### WHAT THIS TASK INVOLVES
Scan the records and identify every line in which the string "ответ" occurs, then return those lines.

*** Opening DATA RECORDS ***

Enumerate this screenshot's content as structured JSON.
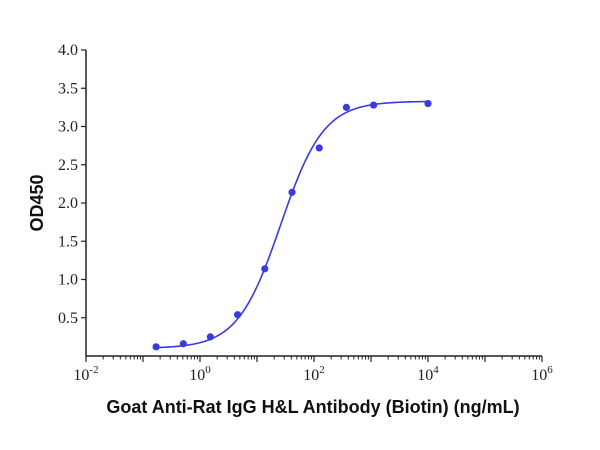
{
  "chart_data": {
    "type": "scatter",
    "title": "",
    "xlabel": "Goat Anti-Rat IgG H&L Antibody (Biotin) (ng/mL)",
    "ylabel": "OD450",
    "xscale": "log",
    "xlim": [
      0.01,
      1000000
    ],
    "ylim": [
      0,
      4.0
    ],
    "x_ticks": [
      {
        "value": 0.01,
        "base": "10",
        "exp": "-2"
      },
      {
        "value": 1,
        "base": "10",
        "exp": "0"
      },
      {
        "value": 100,
        "base": "10",
        "exp": "2"
      },
      {
        "value": 10000,
        "base": "10",
        "exp": "4"
      },
      {
        "value": 1000000,
        "base": "10",
        "exp": "6"
      }
    ],
    "y_ticks": [
      "0.5",
      "1.0",
      "1.5",
      "2.0",
      "2.5",
      "3.0",
      "3.5",
      "4.0"
    ],
    "grid": false,
    "legend": null,
    "series": [
      {
        "name": "OD450",
        "color": "#3a3ae0",
        "x": [
          0.17,
          0.51,
          1.52,
          4.57,
          13.7,
          41.2,
          123.5,
          370.4,
          1111,
          10000
        ],
        "y": [
          0.12,
          0.16,
          0.25,
          0.54,
          1.14,
          2.14,
          2.72,
          3.25,
          3.28,
          3.3
        ]
      }
    ],
    "fit": {
      "type": "4PL",
      "bottom": 0.1,
      "top": 3.33,
      "ec50": 26,
      "hill": 1.15,
      "color": "#3a3ae0"
    }
  }
}
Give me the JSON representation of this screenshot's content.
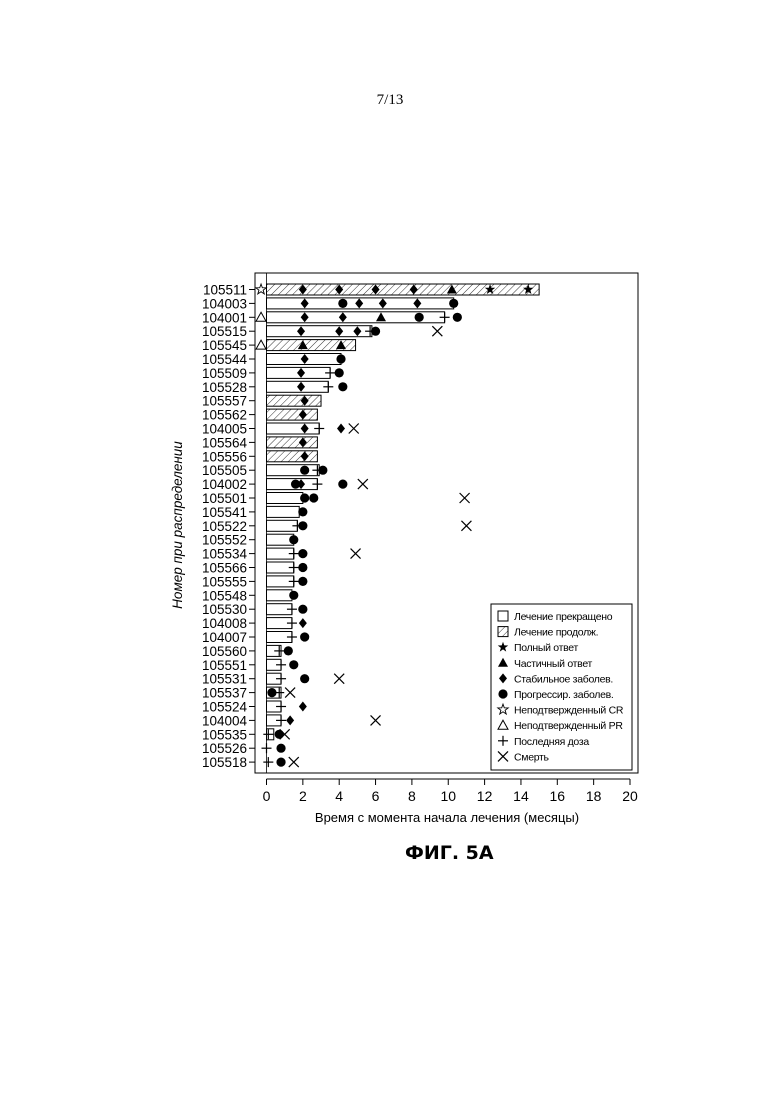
{
  "page": {
    "number": "7/13",
    "caption": "ФИГ. 5А"
  },
  "chart_data": {
    "type": "bar",
    "orientation": "horizontal",
    "xlabel": "Время с момента начала лечения (месяцы)",
    "ylabel": "Номер при распределении",
    "xlim": [
      0,
      20
    ],
    "xticks": [
      0,
      2,
      4,
      6,
      8,
      10,
      12,
      14,
      16,
      18,
      20
    ],
    "grid": false,
    "legend_position": "bottom-right",
    "legend": [
      {
        "key": "discontinued",
        "label": "Лечение прекращено"
      },
      {
        "key": "ongoing",
        "label": "Лечение продолж."
      },
      {
        "key": "cr",
        "label": "Полный ответ"
      },
      {
        "key": "pr",
        "label": "Частичный ответ"
      },
      {
        "key": "sd",
        "label": "Стабильное заболев."
      },
      {
        "key": "pd",
        "label": "Прогрессир. заболев."
      },
      {
        "key": "ucr",
        "label": "Неподтвержденный CR"
      },
      {
        "key": "upr",
        "label": "Неподтвержденный PR"
      },
      {
        "key": "lastdose",
        "label": "Последняя доза"
      },
      {
        "key": "death",
        "label": "Смерть"
      }
    ],
    "patients": [
      {
        "id": "105511",
        "duration": 15.0,
        "ongoing": true,
        "markers": [
          {
            "t": "ucr",
            "x": -0.3
          },
          {
            "t": "sd",
            "x": 2.0
          },
          {
            "t": "sd",
            "x": 4.0
          },
          {
            "t": "sd",
            "x": 6.0
          },
          {
            "t": "sd",
            "x": 8.1
          },
          {
            "t": "pr",
            "x": 10.2
          },
          {
            "t": "cr",
            "x": 12.3
          },
          {
            "t": "cr",
            "x": 14.4
          }
        ]
      },
      {
        "id": "104003",
        "duration": 10.3,
        "ongoing": false,
        "markers": [
          {
            "t": "sd",
            "x": 2.1
          },
          {
            "t": "pd",
            "x": 4.2
          },
          {
            "t": "sd",
            "x": 5.1
          },
          {
            "t": "sd",
            "x": 6.4
          },
          {
            "t": "sd",
            "x": 8.3
          },
          {
            "t": "pd",
            "x": 10.3
          }
        ]
      },
      {
        "id": "104001",
        "duration": 9.8,
        "ongoing": false,
        "markers": [
          {
            "t": "upr",
            "x": -0.3
          },
          {
            "t": "sd",
            "x": 2.1
          },
          {
            "t": "sd",
            "x": 4.2
          },
          {
            "t": "pr",
            "x": 6.3
          },
          {
            "t": "pd",
            "x": 8.4
          },
          {
            "t": "lastdose",
            "x": 9.8
          },
          {
            "t": "pd",
            "x": 10.5
          }
        ]
      },
      {
        "id": "105515",
        "duration": 5.8,
        "ongoing": false,
        "markers": [
          {
            "t": "sd",
            "x": 1.9
          },
          {
            "t": "sd",
            "x": 4.0
          },
          {
            "t": "sd",
            "x": 5.0
          },
          {
            "t": "lastdose",
            "x": 5.7
          },
          {
            "t": "pd",
            "x": 6.0
          },
          {
            "t": "death",
            "x": 9.4
          }
        ]
      },
      {
        "id": "105545",
        "duration": 4.9,
        "ongoing": true,
        "markers": [
          {
            "t": "upr",
            "x": -0.3
          },
          {
            "t": "pr",
            "x": 2.0
          },
          {
            "t": "pr",
            "x": 4.1
          }
        ]
      },
      {
        "id": "105544",
        "duration": 4.1,
        "ongoing": false,
        "markers": [
          {
            "t": "sd",
            "x": 2.1
          },
          {
            "t": "pd",
            "x": 4.1
          }
        ]
      },
      {
        "id": "105509",
        "duration": 3.5,
        "ongoing": false,
        "markers": [
          {
            "t": "sd",
            "x": 1.9
          },
          {
            "t": "lastdose",
            "x": 3.5
          },
          {
            "t": "pd",
            "x": 4.0
          }
        ]
      },
      {
        "id": "105528",
        "duration": 3.4,
        "ongoing": false,
        "markers": [
          {
            "t": "sd",
            "x": 1.9
          },
          {
            "t": "lastdose",
            "x": 3.4
          },
          {
            "t": "pd",
            "x": 4.2
          }
        ]
      },
      {
        "id": "105557",
        "duration": 3.0,
        "ongoing": true,
        "markers": [
          {
            "t": "sd",
            "x": 2.1
          }
        ]
      },
      {
        "id": "105562",
        "duration": 2.8,
        "ongoing": true,
        "markers": [
          {
            "t": "sd",
            "x": 2.0
          }
        ]
      },
      {
        "id": "104005",
        "duration": 2.9,
        "ongoing": false,
        "markers": [
          {
            "t": "sd",
            "x": 2.1
          },
          {
            "t": "lastdose",
            "x": 2.9
          },
          {
            "t": "sd",
            "x": 4.1
          },
          {
            "t": "death",
            "x": 4.8
          }
        ]
      },
      {
        "id": "105564",
        "duration": 2.8,
        "ongoing": true,
        "markers": [
          {
            "t": "sd",
            "x": 2.0
          }
        ]
      },
      {
        "id": "105556",
        "duration": 2.8,
        "ongoing": true,
        "markers": [
          {
            "t": "sd",
            "x": 2.1
          }
        ]
      },
      {
        "id": "105505",
        "duration": 2.9,
        "ongoing": false,
        "markers": [
          {
            "t": "pd",
            "x": 2.1
          },
          {
            "t": "lastdose",
            "x": 2.8
          },
          {
            "t": "pd",
            "x": 3.1
          }
        ]
      },
      {
        "id": "104002",
        "duration": 2.8,
        "ongoing": false,
        "markers": [
          {
            "t": "pd",
            "x": 1.6
          },
          {
            "t": "sd",
            "x": 1.9
          },
          {
            "t": "lastdose",
            "x": 2.8
          },
          {
            "t": "pd",
            "x": 4.2
          },
          {
            "t": "death",
            "x": 5.3
          }
        ]
      },
      {
        "id": "105501",
        "duration": 2.0,
        "ongoing": false,
        "markers": [
          {
            "t": "pd",
            "x": 2.1
          },
          {
            "t": "pd",
            "x": 2.6
          },
          {
            "t": "death",
            "x": 10.9
          }
        ]
      },
      {
        "id": "105541",
        "duration": 1.8,
        "ongoing": false,
        "markers": [
          {
            "t": "pd",
            "x": 2.0
          }
        ]
      },
      {
        "id": "105522",
        "duration": 1.7,
        "ongoing": false,
        "markers": [
          {
            "t": "lastdose",
            "x": 1.7
          },
          {
            "t": "pd",
            "x": 2.0
          },
          {
            "t": "death",
            "x": 11.0
          }
        ]
      },
      {
        "id": "105552",
        "duration": 1.5,
        "ongoing": false,
        "markers": [
          {
            "t": "pd",
            "x": 1.5
          }
        ]
      },
      {
        "id": "105534",
        "duration": 1.5,
        "ongoing": false,
        "markers": [
          {
            "t": "lastdose",
            "x": 1.5
          },
          {
            "t": "pd",
            "x": 2.0
          },
          {
            "t": "death",
            "x": 4.9
          }
        ]
      },
      {
        "id": "105566",
        "duration": 1.5,
        "ongoing": false,
        "markers": [
          {
            "t": "lastdose",
            "x": 1.5
          },
          {
            "t": "pd",
            "x": 2.0
          }
        ]
      },
      {
        "id": "105555",
        "duration": 1.5,
        "ongoing": false,
        "markers": [
          {
            "t": "lastdose",
            "x": 1.5
          },
          {
            "t": "pd",
            "x": 2.0
          }
        ]
      },
      {
        "id": "105548",
        "duration": 1.4,
        "ongoing": false,
        "markers": [
          {
            "t": "pd",
            "x": 1.5
          }
        ]
      },
      {
        "id": "105530",
        "duration": 1.4,
        "ongoing": false,
        "markers": [
          {
            "t": "lastdose",
            "x": 1.4
          },
          {
            "t": "pd",
            "x": 2.0
          }
        ]
      },
      {
        "id": "104008",
        "duration": 1.4,
        "ongoing": false,
        "markers": [
          {
            "t": "lastdose",
            "x": 1.4
          },
          {
            "t": "sd",
            "x": 2.0
          }
        ]
      },
      {
        "id": "104007",
        "duration": 1.4,
        "ongoing": false,
        "markers": [
          {
            "t": "lastdose",
            "x": 1.4
          },
          {
            "t": "pd",
            "x": 2.1
          }
        ]
      },
      {
        "id": "105560",
        "duration": 0.8,
        "ongoing": false,
        "markers": [
          {
            "t": "lastdose",
            "x": 0.7
          },
          {
            "t": "pd",
            "x": 1.2
          }
        ]
      },
      {
        "id": "105551",
        "duration": 0.8,
        "ongoing": false,
        "markers": [
          {
            "t": "lastdose",
            "x": 0.8
          },
          {
            "t": "pd",
            "x": 1.5
          }
        ]
      },
      {
        "id": "105531",
        "duration": 0.8,
        "ongoing": false,
        "markers": [
          {
            "t": "lastdose",
            "x": 0.8
          },
          {
            "t": "pd",
            "x": 2.1
          },
          {
            "t": "death",
            "x": 4.0
          }
        ]
      },
      {
        "id": "105537",
        "duration": 0.8,
        "ongoing": false,
        "markers": [
          {
            "t": "pd",
            "x": 0.3
          },
          {
            "t": "lastdose",
            "x": 0.7
          },
          {
            "t": "death",
            "x": 1.3
          }
        ]
      },
      {
        "id": "105524",
        "duration": 0.8,
        "ongoing": false,
        "markers": [
          {
            "t": "lastdose",
            "x": 0.8
          },
          {
            "t": "sd",
            "x": 2.0
          }
        ]
      },
      {
        "id": "104004",
        "duration": 0.8,
        "ongoing": false,
        "markers": [
          {
            "t": "lastdose",
            "x": 0.8
          },
          {
            "t": "sd",
            "x": 1.3
          },
          {
            "t": "death",
            "x": 6.0
          }
        ]
      },
      {
        "id": "105535",
        "duration": 0.4,
        "ongoing": false,
        "markers": [
          {
            "t": "lastdose",
            "x": 0.1
          },
          {
            "t": "pd",
            "x": 0.7
          },
          {
            "t": "death",
            "x": 1.0
          }
        ]
      },
      {
        "id": "105526",
        "duration": 0.0,
        "ongoing": false,
        "markers": [
          {
            "t": "lastdose",
            "x": 0.0
          },
          {
            "t": "pd",
            "x": 0.8
          }
        ]
      },
      {
        "id": "105518",
        "duration": 0.0,
        "ongoing": false,
        "markers": [
          {
            "t": "lastdose",
            "x": 0.1
          },
          {
            "t": "pd",
            "x": 0.8
          },
          {
            "t": "death",
            "x": 1.5
          }
        ]
      }
    ]
  }
}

*** Closing DATA RECORDS ***

### OUTPUT OF THE EXERCISE
        "label": "Полный ответ"
        "label": "Частичный ответ"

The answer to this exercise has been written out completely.